TASK INPUT -

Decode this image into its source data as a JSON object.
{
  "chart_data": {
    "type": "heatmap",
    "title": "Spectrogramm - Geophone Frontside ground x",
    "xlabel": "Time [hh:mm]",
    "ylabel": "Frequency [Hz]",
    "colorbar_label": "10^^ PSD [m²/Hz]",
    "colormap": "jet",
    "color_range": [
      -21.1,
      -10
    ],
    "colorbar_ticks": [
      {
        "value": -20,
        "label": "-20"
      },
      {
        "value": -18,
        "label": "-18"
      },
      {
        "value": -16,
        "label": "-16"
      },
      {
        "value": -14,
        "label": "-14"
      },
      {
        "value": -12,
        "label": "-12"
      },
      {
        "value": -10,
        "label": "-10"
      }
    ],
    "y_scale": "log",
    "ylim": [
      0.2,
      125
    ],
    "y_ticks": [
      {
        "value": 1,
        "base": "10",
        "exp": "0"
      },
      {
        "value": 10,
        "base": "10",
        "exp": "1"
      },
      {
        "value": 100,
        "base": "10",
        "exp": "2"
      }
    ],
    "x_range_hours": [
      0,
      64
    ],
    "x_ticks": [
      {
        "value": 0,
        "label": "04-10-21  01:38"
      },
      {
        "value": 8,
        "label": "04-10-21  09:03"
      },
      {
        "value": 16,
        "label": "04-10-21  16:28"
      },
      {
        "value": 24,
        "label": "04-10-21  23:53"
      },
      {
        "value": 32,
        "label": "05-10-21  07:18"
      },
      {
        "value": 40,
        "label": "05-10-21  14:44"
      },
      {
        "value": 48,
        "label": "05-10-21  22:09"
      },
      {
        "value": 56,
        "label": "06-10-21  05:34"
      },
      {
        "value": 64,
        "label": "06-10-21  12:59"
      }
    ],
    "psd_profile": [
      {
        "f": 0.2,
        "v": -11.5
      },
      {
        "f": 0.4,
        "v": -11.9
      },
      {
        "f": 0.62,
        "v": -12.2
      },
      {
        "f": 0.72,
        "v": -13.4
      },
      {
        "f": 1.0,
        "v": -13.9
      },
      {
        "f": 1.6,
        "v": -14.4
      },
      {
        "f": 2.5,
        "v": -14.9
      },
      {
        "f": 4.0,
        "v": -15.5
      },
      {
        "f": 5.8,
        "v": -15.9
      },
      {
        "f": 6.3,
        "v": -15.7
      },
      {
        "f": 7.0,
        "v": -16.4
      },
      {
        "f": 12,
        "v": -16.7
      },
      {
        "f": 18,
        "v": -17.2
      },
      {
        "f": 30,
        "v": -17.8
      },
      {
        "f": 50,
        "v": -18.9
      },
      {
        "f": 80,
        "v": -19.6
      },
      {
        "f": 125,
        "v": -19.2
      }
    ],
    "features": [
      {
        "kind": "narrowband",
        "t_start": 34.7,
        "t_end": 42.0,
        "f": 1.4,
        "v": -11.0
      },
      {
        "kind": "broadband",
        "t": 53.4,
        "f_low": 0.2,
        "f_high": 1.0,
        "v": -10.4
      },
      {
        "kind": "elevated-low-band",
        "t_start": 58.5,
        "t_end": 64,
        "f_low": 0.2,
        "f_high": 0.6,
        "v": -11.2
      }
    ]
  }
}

DO THIS - Write the complete data out, exactly as above.

ANSWER TO THE PROBLEM -
Decode this image into its source data as a JSON object.
{
  "chart_data": {
    "type": "heatmap",
    "title": "Spectrogramm - Geophone Frontside ground x",
    "xlabel": "Time [hh:mm]",
    "ylabel": "Frequency [Hz]",
    "colorbar_label": "10^^ PSD [m²/Hz]",
    "colormap": "jet",
    "color_range": [
      -21.1,
      -10
    ],
    "colorbar_ticks": [
      {
        "value": -20,
        "label": "-20"
      },
      {
        "value": -18,
        "label": "-18"
      },
      {
        "value": -16,
        "label": "-16"
      },
      {
        "value": -14,
        "label": "-14"
      },
      {
        "value": -12,
        "label": "-12"
      },
      {
        "value": -10,
        "label": "-10"
      }
    ],
    "y_scale": "log",
    "ylim": [
      0.2,
      125
    ],
    "y_ticks": [
      {
        "value": 1,
        "base": "10",
        "exp": "0"
      },
      {
        "value": 10,
        "base": "10",
        "exp": "1"
      },
      {
        "value": 100,
        "base": "10",
        "exp": "2"
      }
    ],
    "x_range_hours": [
      0,
      64
    ],
    "x_ticks": [
      {
        "value": 0,
        "label": "04-10-21  01:38"
      },
      {
        "value": 8,
        "label": "04-10-21  09:03"
      },
      {
        "value": 16,
        "label": "04-10-21  16:28"
      },
      {
        "value": 24,
        "label": "04-10-21  23:53"
      },
      {
        "value": 32,
        "label": "05-10-21  07:18"
      },
      {
        "value": 40,
        "label": "05-10-21  14:44"
      },
      {
        "value": 48,
        "label": "05-10-21  22:09"
      },
      {
        "value": 56,
        "label": "06-10-21  05:34"
      },
      {
        "value": 64,
        "label": "06-10-21  12:59"
      }
    ],
    "psd_profile": [
      {
        "f": 0.2,
        "v": -11.5
      },
      {
        "f": 0.4,
        "v": -11.9
      },
      {
        "f": 0.62,
        "v": -12.2
      },
      {
        "f": 0.72,
        "v": -13.4
      },
      {
        "f": 1.0,
        "v": -13.9
      },
      {
        "f": 1.6,
        "v": -14.4
      },
      {
        "f": 2.5,
        "v": -14.9
      },
      {
        "f": 4.0,
        "v": -15.5
      },
      {
        "f": 5.8,
        "v": -15.9
      },
      {
        "f": 6.3,
        "v": -15.7
      },
      {
        "f": 7.0,
        "v": -16.4
      },
      {
        "f": 12,
        "v": -16.7
      },
      {
        "f": 18,
        "v": -17.2
      },
      {
        "f": 30,
        "v": -17.8
      },
      {
        "f": 50,
        "v": -18.9
      },
      {
        "f": 80,
        "v": -19.6
      },
      {
        "f": 125,
        "v": -19.2
      }
    ],
    "features": [
      {
        "kind": "narrowband",
        "t_start": 34.7,
        "t_end": 42.0,
        "f": 1.4,
        "v": -11.0
      },
      {
        "kind": "broadband",
        "t": 53.4,
        "f_low": 0.2,
        "f_high": 1.0,
        "v": -10.4
      },
      {
        "kind": "elevated-low-band",
        "t_start": 58.5,
        "t_end": 64,
        "f_low": 0.2,
        "f_high": 0.6,
        "v": -11.2
      }
    ]
  }
}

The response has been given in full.